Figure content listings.
++++++++++

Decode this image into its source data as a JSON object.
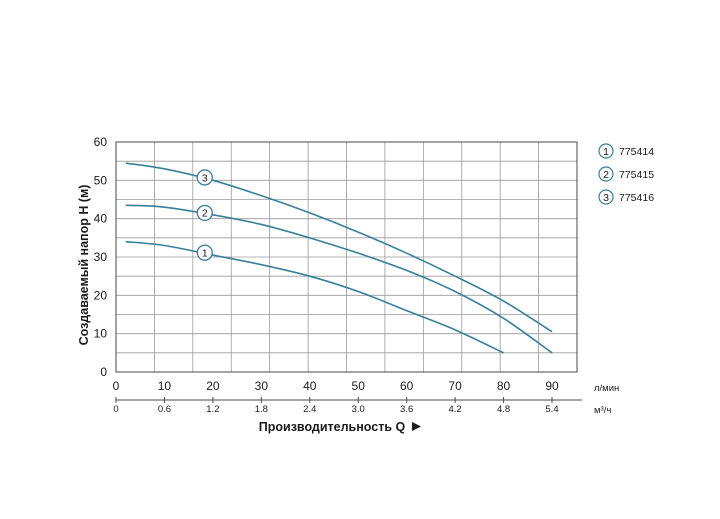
{
  "chart_data": {
    "type": "line",
    "ylabel": "Создаваемый напор H (м)",
    "xlabel": "Производительность Q",
    "x_unit_primary": "л/мин",
    "x_unit_secondary": "м³/ч",
    "xlim": [
      0,
      95
    ],
    "ylim": [
      0,
      60
    ],
    "x_ticks": [
      "0",
      "10",
      "20",
      "30",
      "40",
      "50",
      "60",
      "70",
      "80",
      "90"
    ],
    "x_ticks_secondary": [
      "0",
      "0.6",
      "1.2",
      "1.8",
      "2.4",
      "3.0",
      "3.6",
      "4.2",
      "4.8",
      "5.4"
    ],
    "y_ticks": [
      "0",
      "10",
      "20",
      "30",
      "40",
      "50",
      "60"
    ],
    "grid": true,
    "legend_position": "right",
    "line_color": "#3a7f99",
    "series": [
      {
        "marker": "1",
        "name": "775414",
        "x": [
          2,
          10,
          20,
          30,
          40,
          50,
          60,
          70,
          80
        ],
        "y": [
          34,
          33,
          30.5,
          28,
          25,
          21,
          16,
          11,
          5
        ]
      },
      {
        "marker": "2",
        "name": "775415",
        "x": [
          2,
          10,
          20,
          30,
          40,
          50,
          60,
          70,
          80,
          90
        ],
        "y": [
          43.5,
          43,
          41,
          38.5,
          35,
          31,
          26.5,
          21,
          14,
          5
        ]
      },
      {
        "marker": "3",
        "name": "775416",
        "x": [
          2,
          10,
          20,
          30,
          40,
          50,
          60,
          70,
          80,
          90
        ],
        "y": [
          54.5,
          53,
          50,
          46,
          41.5,
          36.5,
          31,
          25,
          18.5,
          10.5
        ]
      }
    ],
    "marker_x": 17.5
  }
}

++++++++++

Every record is to be reproduced exactly, with no pictures included.

Decode this image into its source data as a JSON object.
{
  "chart_data": {
    "type": "line",
    "ylabel": "Создаваемый напор H (м)",
    "xlabel": "Производительность Q",
    "x_unit_primary": "л/мин",
    "x_unit_secondary": "м³/ч",
    "xlim": [
      0,
      95
    ],
    "ylim": [
      0,
      60
    ],
    "x_ticks": [
      "0",
      "10",
      "20",
      "30",
      "40",
      "50",
      "60",
      "70",
      "80",
      "90"
    ],
    "x_ticks_secondary": [
      "0",
      "0.6",
      "1.2",
      "1.8",
      "2.4",
      "3.0",
      "3.6",
      "4.2",
      "4.8",
      "5.4"
    ],
    "y_ticks": [
      "0",
      "10",
      "20",
      "30",
      "40",
      "50",
      "60"
    ],
    "grid": true,
    "legend_position": "right",
    "line_color": "#3a7f99",
    "series": [
      {
        "marker": "1",
        "name": "775414",
        "x": [
          2,
          10,
          20,
          30,
          40,
          50,
          60,
          70,
          80
        ],
        "y": [
          34,
          33,
          30.5,
          28,
          25,
          21,
          16,
          11,
          5
        ]
      },
      {
        "marker": "2",
        "name": "775415",
        "x": [
          2,
          10,
          20,
          30,
          40,
          50,
          60,
          70,
          80,
          90
        ],
        "y": [
          43.5,
          43,
          41,
          38.5,
          35,
          31,
          26.5,
          21,
          14,
          5
        ]
      },
      {
        "marker": "3",
        "name": "775416",
        "x": [
          2,
          10,
          20,
          30,
          40,
          50,
          60,
          70,
          80,
          90
        ],
        "y": [
          54.5,
          53,
          50,
          46,
          41.5,
          36.5,
          31,
          25,
          18.5,
          10.5
        ]
      }
    ],
    "marker_x": 17.5
  }
}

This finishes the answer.